REQUIRED WORK
Can all of these lines be returned exactly?
------ RAW RECORDS ------
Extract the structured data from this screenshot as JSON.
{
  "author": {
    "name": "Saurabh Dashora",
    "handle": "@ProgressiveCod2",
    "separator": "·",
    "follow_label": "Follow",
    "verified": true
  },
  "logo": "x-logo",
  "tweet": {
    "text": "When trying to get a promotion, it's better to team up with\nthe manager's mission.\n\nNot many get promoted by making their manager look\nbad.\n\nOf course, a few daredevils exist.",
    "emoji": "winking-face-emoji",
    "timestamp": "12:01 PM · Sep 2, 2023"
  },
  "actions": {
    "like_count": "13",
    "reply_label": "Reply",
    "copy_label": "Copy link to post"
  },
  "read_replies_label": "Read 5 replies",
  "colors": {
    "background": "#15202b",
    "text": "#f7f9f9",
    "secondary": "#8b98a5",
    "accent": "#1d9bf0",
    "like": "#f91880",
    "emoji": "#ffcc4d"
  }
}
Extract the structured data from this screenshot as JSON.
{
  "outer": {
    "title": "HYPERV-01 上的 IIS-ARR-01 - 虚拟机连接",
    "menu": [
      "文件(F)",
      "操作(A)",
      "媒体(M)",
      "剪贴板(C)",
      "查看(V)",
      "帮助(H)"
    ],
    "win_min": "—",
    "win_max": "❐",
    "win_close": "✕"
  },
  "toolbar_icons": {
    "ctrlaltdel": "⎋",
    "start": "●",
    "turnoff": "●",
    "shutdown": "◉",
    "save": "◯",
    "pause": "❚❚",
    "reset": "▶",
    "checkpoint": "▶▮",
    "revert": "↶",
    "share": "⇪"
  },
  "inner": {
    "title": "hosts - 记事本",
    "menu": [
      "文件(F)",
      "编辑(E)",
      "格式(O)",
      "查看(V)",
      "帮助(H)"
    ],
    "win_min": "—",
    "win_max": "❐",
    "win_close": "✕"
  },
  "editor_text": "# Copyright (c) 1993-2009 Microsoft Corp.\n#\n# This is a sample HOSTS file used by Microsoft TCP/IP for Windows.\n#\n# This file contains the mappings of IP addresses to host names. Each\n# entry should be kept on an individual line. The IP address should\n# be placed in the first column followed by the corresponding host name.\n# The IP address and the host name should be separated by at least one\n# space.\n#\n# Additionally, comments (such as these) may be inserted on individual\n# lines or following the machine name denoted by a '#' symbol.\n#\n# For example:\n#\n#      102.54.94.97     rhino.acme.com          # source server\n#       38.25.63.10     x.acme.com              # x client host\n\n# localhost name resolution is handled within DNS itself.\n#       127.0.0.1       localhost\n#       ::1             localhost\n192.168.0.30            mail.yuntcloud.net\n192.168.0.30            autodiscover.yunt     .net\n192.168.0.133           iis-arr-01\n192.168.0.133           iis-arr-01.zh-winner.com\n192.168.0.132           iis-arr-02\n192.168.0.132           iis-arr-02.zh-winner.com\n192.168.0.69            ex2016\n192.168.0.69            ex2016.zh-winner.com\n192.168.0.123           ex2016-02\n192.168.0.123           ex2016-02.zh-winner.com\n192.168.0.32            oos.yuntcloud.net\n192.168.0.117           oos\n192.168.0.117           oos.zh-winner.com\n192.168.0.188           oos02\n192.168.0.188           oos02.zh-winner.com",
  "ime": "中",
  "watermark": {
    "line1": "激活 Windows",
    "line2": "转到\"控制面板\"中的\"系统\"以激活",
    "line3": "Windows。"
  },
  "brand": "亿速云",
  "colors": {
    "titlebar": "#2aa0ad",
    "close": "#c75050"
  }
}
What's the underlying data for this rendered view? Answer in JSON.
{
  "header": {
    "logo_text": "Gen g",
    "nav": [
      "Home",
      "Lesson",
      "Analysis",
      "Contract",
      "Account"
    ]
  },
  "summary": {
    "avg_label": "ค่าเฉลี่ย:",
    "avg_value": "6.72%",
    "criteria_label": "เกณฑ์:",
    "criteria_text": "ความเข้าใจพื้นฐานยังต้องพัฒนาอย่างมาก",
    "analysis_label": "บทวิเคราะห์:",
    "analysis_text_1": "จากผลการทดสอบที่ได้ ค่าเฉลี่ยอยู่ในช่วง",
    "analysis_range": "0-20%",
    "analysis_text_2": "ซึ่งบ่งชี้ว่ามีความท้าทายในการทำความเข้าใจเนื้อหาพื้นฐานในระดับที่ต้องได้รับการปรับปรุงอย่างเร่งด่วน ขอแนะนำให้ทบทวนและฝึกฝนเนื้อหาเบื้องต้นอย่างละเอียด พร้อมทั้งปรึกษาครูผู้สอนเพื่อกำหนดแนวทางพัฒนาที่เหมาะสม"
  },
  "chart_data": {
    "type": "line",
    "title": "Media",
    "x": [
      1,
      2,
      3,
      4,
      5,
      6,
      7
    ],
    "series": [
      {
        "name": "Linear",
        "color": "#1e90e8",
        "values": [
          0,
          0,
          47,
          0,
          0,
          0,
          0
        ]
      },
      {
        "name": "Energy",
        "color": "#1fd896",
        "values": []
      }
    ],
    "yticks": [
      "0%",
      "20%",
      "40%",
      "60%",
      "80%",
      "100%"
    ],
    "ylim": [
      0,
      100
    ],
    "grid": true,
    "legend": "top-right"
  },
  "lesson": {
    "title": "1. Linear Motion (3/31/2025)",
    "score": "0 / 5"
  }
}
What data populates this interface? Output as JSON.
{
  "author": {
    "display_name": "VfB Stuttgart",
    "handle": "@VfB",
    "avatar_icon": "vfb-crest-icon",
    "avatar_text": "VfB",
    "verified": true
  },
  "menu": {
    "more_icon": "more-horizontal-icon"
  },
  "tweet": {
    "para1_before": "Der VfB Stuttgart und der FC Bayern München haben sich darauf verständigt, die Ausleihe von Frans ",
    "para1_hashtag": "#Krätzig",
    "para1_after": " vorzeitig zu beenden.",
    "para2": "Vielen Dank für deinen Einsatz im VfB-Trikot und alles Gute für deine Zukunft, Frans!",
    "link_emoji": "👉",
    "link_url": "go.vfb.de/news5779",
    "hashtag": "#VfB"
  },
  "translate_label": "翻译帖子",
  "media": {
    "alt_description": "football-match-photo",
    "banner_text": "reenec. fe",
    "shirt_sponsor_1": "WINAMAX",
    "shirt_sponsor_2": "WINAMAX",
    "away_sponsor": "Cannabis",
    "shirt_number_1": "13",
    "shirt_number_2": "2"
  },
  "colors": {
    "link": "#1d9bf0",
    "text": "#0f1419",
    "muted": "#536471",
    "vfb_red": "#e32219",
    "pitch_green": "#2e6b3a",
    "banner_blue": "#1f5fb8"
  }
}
------
SOLUTION FOR THIS TASK
Extract the structured data from this screenshot as JSON.
{
  "author": {
    "name": "Saurabh Dashora",
    "handle": "@ProgressiveCod2",
    "separator": "·",
    "follow_label": "Follow",
    "verified": true
  },
  "logo": "x-logo",
  "tweet": {
    "text": "When trying to get a promotion, it's better to team up with\nthe manager's mission.\n\nNot many get promoted by making their manager look\nbad.\n\nOf course, a few daredevils exist.",
    "emoji": "winking-face-emoji",
    "timestamp": "12:01 PM · Sep 2, 2023"
  },
  "actions": {
    "like_count": "13",
    "reply_label": "Reply",
    "copy_label": "Copy link to post"
  },
  "read_replies_label": "Read 5 replies",
  "colors": {
    "background": "#15202b",
    "text": "#f7f9f9",
    "secondary": "#8b98a5",
    "accent": "#1d9bf0",
    "like": "#f91880",
    "emoji": "#ffcc4d"
  }
}
Extract the structured data from this screenshot as JSON.
{
  "outer": {
    "title": "HYPERV-01 上的 IIS-ARR-01 - 虚拟机连接",
    "menu": [
      "文件(F)",
      "操作(A)",
      "媒体(M)",
      "剪贴板(C)",
      "查看(V)",
      "帮助(H)"
    ],
    "win_min": "—",
    "win_max": "❐",
    "win_close": "✕"
  },
  "toolbar_icons": {
    "ctrlaltdel": "⎋",
    "start": "●",
    "turnoff": "●",
    "shutdown": "◉",
    "save": "◯",
    "pause": "❚❚",
    "reset": "▶",
    "checkpoint": "▶▮",
    "revert": "↶",
    "share": "⇪"
  },
  "inner": {
    "title": "hosts - 记事本",
    "menu": [
      "文件(F)",
      "编辑(E)",
      "格式(O)",
      "查看(V)",
      "帮助(H)"
    ],
    "win_min": "—",
    "win_max": "❐",
    "win_close": "✕"
  },
  "editor_text": "# Copyright (c) 1993-2009 Microsoft Corp.\n#\n# This is a sample HOSTS file used by Microsoft TCP/IP for Windows.\n#\n# This file contains the mappings of IP addresses to host names. Each\n# entry should be kept on an individual line. The IP address should\n# be placed in the first column followed by the corresponding host name.\n# The IP address and the host name should be separated by at least one\n# space.\n#\n# Additionally, comments (such as these) may be inserted on individual\n# lines or following the machine name denoted by a '#' symbol.\n#\n# For example:\n#\n#      102.54.94.97     rhino.acme.com          # source server\n#       38.25.63.10     x.acme.com              # x client host\n\n# localhost name resolution is handled within DNS itself.\n#       127.0.0.1       localhost\n#       ::1             localhost\n192.168.0.30            mail.yuntcloud.net\n192.168.0.30            autodiscover.yunt     .net\n192.168.0.133           iis-arr-01\n192.168.0.133           iis-arr-01.zh-winner.com\n192.168.0.132           iis-arr-02\n192.168.0.132           iis-arr-02.zh-winner.com\n192.168.0.69            ex2016\n192.168.0.69            ex2016.zh-winner.com\n192.168.0.123           ex2016-02\n192.168.0.123           ex2016-02.zh-winner.com\n192.168.0.32            oos.yuntcloud.net\n192.168.0.117           oos\n192.168.0.117           oos.zh-winner.com\n192.168.0.188           oos02\n192.168.0.188           oos02.zh-winner.com",
  "ime": "中",
  "watermark": {
    "line1": "激活 Windows",
    "line2": "转到\"控制面板\"中的\"系统\"以激活",
    "line3": "Windows。"
  },
  "brand": "亿速云",
  "colors": {
    "titlebar": "#2aa0ad",
    "close": "#c75050"
  }
}
What's the underlying data for this rendered view? Answer in JSON.
{
  "header": {
    "logo_text": "Gen g",
    "nav": [
      "Home",
      "Lesson",
      "Analysis",
      "Contract",
      "Account"
    ]
  },
  "summary": {
    "avg_label": "ค่าเฉลี่ย:",
    "avg_value": "6.72%",
    "criteria_label": "เกณฑ์:",
    "criteria_text": "ความเข้าใจพื้นฐานยังต้องพัฒนาอย่างมาก",
    "analysis_label": "บทวิเคราะห์:",
    "analysis_text_1": "จากผลการทดสอบที่ได้ ค่าเฉลี่ยอยู่ในช่วง",
    "analysis_range": "0-20%",
    "analysis_text_2": "ซึ่งบ่งชี้ว่ามีความท้าทายในการทำความเข้าใจเนื้อหาพื้นฐานในระดับที่ต้องได้รับการปรับปรุงอย่างเร่งด่วน ขอแนะนำให้ทบทวนและฝึกฝนเนื้อหาเบื้องต้นอย่างละเอียด พร้อมทั้งปรึกษาครูผู้สอนเพื่อกำหนดแนวทางพัฒนาที่เหมาะสม"
  },
  "chart_data": {
    "type": "line",
    "title": "Media",
    "x": [
      1,
      2,
      3,
      4,
      5,
      6,
      7
    ],
    "series": [
      {
        "name": "Linear",
        "color": "#1e90e8",
        "values": [
          0,
          0,
          47,
          0,
          0,
          0,
          0
        ]
      },
      {
        "name": "Energy",
        "color": "#1fd896",
        "values": []
      }
    ],
    "yticks": [
      "0%",
      "20%",
      "40%",
      "60%",
      "80%",
      "100%"
    ],
    "ylim": [
      0,
      100
    ],
    "grid": true,
    "legend": "top-right"
  },
  "lesson": {
    "title": "1. Linear Motion (3/31/2025)",
    "score": "0 / 5"
  }
}
What data populates this interface? Output as JSON.
{
  "author": {
    "display_name": "VfB Stuttgart",
    "handle": "@VfB",
    "avatar_icon": "vfb-crest-icon",
    "avatar_text": "VfB",
    "verified": true
  },
  "menu": {
    "more_icon": "more-horizontal-icon"
  },
  "tweet": {
    "para1_before": "Der VfB Stuttgart und der FC Bayern München haben sich darauf verständigt, die Ausleihe von Frans ",
    "para1_hashtag": "#Krätzig",
    "para1_after": " vorzeitig zu beenden.",
    "para2": "Vielen Dank für deinen Einsatz im VfB-Trikot und alles Gute für deine Zukunft, Frans!",
    "link_emoji": "👉",
    "link_url": "go.vfb.de/news5779",
    "hashtag": "#VfB"
  },
  "translate_label": "翻译帖子",
  "media": {
    "alt_description": "football-match-photo",
    "banner_text": "reenec. fe",
    "shirt_sponsor_1": "WINAMAX",
    "shirt_sponsor_2": "WINAMAX",
    "away_sponsor": "Cannabis",
    "shirt_number_1": "13",
    "shirt_number_2": "2"
  },
  "colors": {
    "link": "#1d9bf0",
    "text": "#0f1419",
    "muted": "#536471",
    "vfb_red": "#e32219",
    "pitch_green": "#2e6b3a",
    "banner_blue": "#1f5fb8"
  }
}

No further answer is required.